→ **Goal**
Your task is to copy every line of the records below that contains "Verbindingen".

→ **Data for the task**

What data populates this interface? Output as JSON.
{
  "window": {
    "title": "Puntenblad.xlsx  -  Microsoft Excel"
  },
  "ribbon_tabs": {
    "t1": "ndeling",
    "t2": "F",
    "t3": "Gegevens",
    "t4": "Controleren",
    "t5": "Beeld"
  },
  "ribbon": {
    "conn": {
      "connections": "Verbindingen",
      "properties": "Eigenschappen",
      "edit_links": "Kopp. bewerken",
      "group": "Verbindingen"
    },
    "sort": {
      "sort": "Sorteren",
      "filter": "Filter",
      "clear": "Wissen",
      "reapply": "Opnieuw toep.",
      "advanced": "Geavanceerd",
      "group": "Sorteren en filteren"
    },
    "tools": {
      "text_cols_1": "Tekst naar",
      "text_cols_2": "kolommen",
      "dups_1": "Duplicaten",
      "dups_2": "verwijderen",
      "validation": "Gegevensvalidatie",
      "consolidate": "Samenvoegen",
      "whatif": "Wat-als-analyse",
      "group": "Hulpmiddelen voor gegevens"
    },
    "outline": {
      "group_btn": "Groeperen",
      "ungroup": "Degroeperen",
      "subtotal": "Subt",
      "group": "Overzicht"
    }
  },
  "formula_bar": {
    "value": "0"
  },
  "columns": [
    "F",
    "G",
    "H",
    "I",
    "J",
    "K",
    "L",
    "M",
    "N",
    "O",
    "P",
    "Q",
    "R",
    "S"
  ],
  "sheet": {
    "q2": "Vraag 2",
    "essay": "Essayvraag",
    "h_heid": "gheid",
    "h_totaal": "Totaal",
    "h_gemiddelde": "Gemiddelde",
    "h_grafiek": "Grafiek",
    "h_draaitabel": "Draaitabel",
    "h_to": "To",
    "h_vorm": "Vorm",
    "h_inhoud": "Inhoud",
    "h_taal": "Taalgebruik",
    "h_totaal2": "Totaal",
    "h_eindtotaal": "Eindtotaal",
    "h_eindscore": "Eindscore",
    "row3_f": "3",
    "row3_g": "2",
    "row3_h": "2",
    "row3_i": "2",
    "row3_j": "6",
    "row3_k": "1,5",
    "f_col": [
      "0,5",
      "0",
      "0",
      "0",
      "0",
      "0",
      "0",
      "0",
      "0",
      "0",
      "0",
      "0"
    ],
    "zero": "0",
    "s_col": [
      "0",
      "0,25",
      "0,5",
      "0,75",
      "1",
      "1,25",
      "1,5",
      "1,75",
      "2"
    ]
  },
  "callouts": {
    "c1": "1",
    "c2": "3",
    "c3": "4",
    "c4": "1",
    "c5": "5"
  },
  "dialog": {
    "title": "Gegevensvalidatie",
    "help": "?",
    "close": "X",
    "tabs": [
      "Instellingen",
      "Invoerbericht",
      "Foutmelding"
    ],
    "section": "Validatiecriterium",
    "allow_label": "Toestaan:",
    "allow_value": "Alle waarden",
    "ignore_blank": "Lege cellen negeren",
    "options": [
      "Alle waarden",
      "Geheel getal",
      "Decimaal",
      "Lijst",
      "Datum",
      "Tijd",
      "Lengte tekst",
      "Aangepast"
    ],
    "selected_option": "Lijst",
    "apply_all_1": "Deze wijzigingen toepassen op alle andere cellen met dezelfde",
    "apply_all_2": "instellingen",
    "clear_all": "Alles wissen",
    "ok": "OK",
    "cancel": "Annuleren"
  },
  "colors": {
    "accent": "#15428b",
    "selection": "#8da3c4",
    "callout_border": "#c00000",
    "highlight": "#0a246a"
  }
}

→ **Reply to the exercise**
      "connections": "Verbindingen",
      "group": "Verbindingen"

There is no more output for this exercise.